> [Task description]
Say how many lines hold the string "Depth"; please write nothing but the number.

Dataset records:

○ ○ ○ ○ ○ ○ ○

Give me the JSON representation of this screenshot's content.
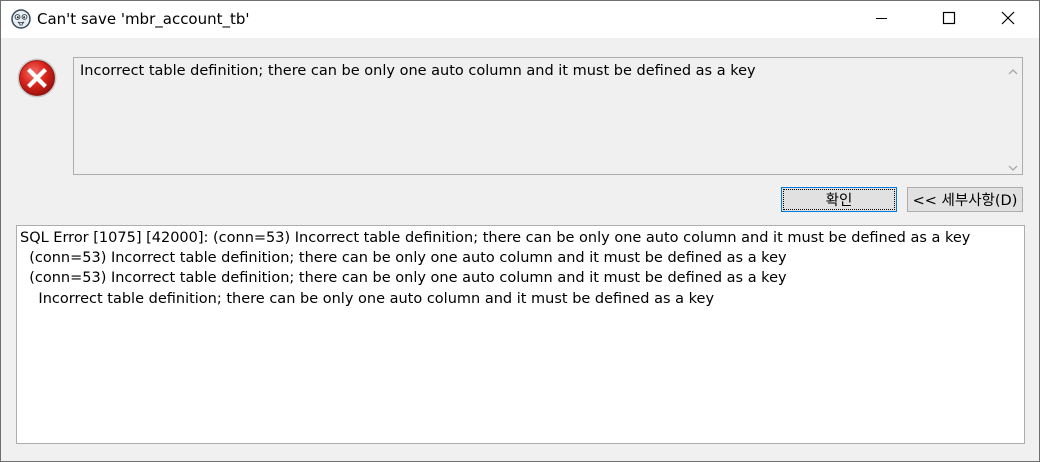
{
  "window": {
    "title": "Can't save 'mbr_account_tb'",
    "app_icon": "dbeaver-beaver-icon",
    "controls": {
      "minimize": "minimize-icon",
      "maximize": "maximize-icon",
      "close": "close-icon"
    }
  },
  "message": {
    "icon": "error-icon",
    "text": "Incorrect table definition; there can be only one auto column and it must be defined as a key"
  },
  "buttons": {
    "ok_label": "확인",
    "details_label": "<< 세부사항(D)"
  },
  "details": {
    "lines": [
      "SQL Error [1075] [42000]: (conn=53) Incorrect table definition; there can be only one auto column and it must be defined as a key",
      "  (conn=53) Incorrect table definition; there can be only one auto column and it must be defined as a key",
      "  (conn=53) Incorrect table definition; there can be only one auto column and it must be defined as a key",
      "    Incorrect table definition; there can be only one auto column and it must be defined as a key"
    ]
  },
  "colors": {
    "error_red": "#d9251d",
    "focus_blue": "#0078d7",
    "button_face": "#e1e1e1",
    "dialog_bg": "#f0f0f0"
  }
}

○ ○ ○ ○ ○ ○ ○

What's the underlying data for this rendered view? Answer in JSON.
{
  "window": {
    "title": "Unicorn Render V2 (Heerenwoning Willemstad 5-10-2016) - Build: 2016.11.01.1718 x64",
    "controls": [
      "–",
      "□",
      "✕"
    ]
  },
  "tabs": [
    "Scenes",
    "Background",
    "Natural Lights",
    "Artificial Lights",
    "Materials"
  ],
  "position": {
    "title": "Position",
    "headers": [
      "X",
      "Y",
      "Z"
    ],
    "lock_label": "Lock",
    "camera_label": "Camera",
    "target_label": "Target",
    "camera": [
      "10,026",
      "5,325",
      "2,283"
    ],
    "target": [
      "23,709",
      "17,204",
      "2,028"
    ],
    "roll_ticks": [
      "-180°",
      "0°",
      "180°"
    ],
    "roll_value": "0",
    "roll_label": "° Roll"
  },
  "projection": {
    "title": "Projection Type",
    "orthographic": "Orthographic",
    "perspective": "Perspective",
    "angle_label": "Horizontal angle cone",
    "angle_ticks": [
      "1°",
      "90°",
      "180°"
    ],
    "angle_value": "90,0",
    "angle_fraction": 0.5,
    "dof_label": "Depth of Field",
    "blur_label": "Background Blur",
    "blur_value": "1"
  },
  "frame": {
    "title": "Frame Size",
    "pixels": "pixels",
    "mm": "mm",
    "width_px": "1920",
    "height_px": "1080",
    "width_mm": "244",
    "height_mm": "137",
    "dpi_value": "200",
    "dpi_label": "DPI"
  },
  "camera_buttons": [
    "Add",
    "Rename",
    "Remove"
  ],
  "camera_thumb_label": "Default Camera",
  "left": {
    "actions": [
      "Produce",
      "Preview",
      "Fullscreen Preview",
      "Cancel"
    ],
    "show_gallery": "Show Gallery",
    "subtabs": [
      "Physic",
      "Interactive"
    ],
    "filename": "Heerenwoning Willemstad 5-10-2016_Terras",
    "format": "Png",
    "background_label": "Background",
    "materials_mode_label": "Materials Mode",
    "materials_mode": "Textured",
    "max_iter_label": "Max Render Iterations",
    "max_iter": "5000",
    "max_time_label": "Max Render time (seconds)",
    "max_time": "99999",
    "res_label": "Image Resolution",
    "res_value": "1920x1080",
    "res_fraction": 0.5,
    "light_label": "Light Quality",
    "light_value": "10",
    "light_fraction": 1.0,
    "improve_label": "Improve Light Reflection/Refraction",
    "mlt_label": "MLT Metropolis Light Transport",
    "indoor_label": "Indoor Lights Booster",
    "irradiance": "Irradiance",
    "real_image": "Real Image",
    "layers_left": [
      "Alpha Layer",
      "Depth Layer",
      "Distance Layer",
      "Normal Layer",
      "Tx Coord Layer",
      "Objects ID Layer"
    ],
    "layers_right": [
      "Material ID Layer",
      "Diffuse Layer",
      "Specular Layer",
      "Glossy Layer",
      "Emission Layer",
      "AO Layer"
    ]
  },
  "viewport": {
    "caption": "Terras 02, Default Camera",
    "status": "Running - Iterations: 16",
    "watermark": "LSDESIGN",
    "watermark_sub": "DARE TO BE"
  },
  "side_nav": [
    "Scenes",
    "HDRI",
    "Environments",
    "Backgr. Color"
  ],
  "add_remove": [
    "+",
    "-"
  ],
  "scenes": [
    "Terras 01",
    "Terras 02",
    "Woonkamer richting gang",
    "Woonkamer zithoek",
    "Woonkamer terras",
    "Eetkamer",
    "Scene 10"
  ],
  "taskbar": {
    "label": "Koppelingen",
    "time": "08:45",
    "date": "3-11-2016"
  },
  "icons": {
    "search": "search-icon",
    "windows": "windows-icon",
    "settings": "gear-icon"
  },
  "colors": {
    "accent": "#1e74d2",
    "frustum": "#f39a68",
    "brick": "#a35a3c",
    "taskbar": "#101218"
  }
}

○ ○ ○ ○ ○ ○ ○

> [Complete response]
2